• [Metti in pratica]
**a.** Stabilisci se ognuna delle affermazioni seguenti concorda con il testo sugli screening neonatali, rispondendo sì o no e citando tra virgolette le parole decisive del testo. (i) I test dello screening infettivo neonatale vanno eseguiti entro 3 settimane dalla nascita. (ii) La maggior parte dei bambini con infezione congenita svilupperà un difetto uditivo. (iii) Nella stima basata sui dati francesi, le perdite di feti sani dovute all'amniocentesi sono 65.
**b.** Trasforma in un elenco il paragrafo del testo sugli screening neonatali che comincia con «Si basa sull'isolamento del virus», mantenendone i fatti principali.

Una stima basata sui dati epidemiologici francesi ha calcolato su 750.000 gravidanze/anno, 6500 amniocentesi aggiuntive, 547 infezioni neonatali severe evitate contro 1273 perdite di feti sani (1208 per interruzione di gravidanza, 65 per amniocentesi) [4].

c. prevenzione terziaria

1. SCREENING INFETTIVO NEONATALE
Si basa sull'isolamento del virus sulle urine dei neonati o sulla ricerca del DNA virale sul sangue già prelevato alla nascita per la Guthrie card (screening delle malattie metaboliche ereditarie). Questi test vanno effettuati entro 3 settimane dalla nascita per permettere la distinzione dell'infezione congenita dalla più comune e benigna infezione perinatale [12].
Lo scopo dello screening è quello di identificare precocemente i neonati infetti asintomatici da indirizzare a una precoce valutazione audiologica, per avviarli tempestivamente alla riabilitazione e evitare i conseguenti disordini intellettivi e del linguaggio.
Sebbene la maggior parte dei bambini con infezione congenita non svilupperà un difetto uditivo, non è possibile prevedere quali tra questi lo faranno e quando lo faranno, vista la possibilità di insorgenza tardiva [10,13,14]. Inoltre, se le prove d'efficacia relative al trattamento farmacologico dei neonati con farmaci antivirali (ganciclovir) venissero confermate, lo screening potrebbe essere utile per instaurare un trattamento tempestivo e ridurre le sequele dell'infezione congenita [15].

2. SCREENING AUDIOLOGICO NEONATALE
La necessità di una identificazione precoce delle ipoacusie infantili, in previsione di una puntuale strategia di intervento, ha portato alla elaborazione di programmi di screening audiologico neonatale.
L'infezione congenita da CMV è responsabile di 30-40% dei difetti uditivi neurosensoriali del bambino, presente alla nascita o a sviluppo più tradivo, con possibile decorso fluttuante o progressivo [16-20].

• [Dati forniti]

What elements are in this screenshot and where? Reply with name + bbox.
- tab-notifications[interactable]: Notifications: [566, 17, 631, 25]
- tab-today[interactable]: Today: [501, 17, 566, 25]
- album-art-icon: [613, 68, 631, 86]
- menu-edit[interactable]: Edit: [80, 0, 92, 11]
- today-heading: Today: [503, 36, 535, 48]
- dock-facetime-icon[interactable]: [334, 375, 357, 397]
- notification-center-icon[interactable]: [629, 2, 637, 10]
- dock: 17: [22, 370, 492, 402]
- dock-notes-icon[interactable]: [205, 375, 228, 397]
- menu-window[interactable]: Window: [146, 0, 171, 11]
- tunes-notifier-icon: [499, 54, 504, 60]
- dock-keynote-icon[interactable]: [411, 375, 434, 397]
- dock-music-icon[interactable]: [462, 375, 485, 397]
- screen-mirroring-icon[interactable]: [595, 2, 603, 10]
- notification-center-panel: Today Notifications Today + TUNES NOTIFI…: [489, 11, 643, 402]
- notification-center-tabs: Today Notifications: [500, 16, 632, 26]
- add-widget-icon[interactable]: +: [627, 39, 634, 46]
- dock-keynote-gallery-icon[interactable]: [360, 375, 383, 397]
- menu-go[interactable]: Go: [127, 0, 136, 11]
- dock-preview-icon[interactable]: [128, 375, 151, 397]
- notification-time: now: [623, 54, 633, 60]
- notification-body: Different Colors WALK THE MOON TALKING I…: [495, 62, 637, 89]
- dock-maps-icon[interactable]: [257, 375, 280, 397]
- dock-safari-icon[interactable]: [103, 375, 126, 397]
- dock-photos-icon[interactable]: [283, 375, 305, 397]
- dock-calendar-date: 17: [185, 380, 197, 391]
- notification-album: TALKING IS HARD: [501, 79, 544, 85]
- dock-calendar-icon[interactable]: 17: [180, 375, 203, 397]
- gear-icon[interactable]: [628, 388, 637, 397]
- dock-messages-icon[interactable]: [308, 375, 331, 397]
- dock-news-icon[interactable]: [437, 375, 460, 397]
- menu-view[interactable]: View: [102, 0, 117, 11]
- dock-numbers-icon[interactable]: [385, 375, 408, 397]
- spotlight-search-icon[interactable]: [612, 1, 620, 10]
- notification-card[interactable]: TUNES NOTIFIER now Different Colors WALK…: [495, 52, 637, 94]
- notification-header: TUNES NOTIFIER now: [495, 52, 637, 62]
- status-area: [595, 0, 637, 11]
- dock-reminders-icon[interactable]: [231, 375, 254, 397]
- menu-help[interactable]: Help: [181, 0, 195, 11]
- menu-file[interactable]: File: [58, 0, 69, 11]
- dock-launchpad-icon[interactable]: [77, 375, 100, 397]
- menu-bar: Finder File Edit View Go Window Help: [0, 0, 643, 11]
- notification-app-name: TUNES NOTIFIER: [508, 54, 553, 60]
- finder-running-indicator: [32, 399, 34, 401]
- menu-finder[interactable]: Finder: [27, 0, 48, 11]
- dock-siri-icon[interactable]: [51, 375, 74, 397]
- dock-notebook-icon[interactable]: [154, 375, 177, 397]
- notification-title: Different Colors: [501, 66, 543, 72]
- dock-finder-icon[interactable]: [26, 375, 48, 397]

• [Risposte ai compiti]
**a.**
(i) Sì: «Questi test vanno effettuati entro 3 settimane dalla nascita».
(ii) No: «Sebbene la maggior parte dei bambini con infezione congenita non svilupperà un difetto uditivo».
(iii) Sì: «65 per amniocentesi».

**b.**
- Metodo: isolamento del virus nelle urine del neonato oppure ricerca del DNA virale nel sangue già prelevato alla nascita per la Guthrie card (screening delle malattie metaboliche ereditarie).
- Tempi: i test vanno eseguiti entro 3 settimane dalla nascita.
- Motivo dei tempi: distinguere l'infezione congenita dalla più comune e benigna infezione perinatale.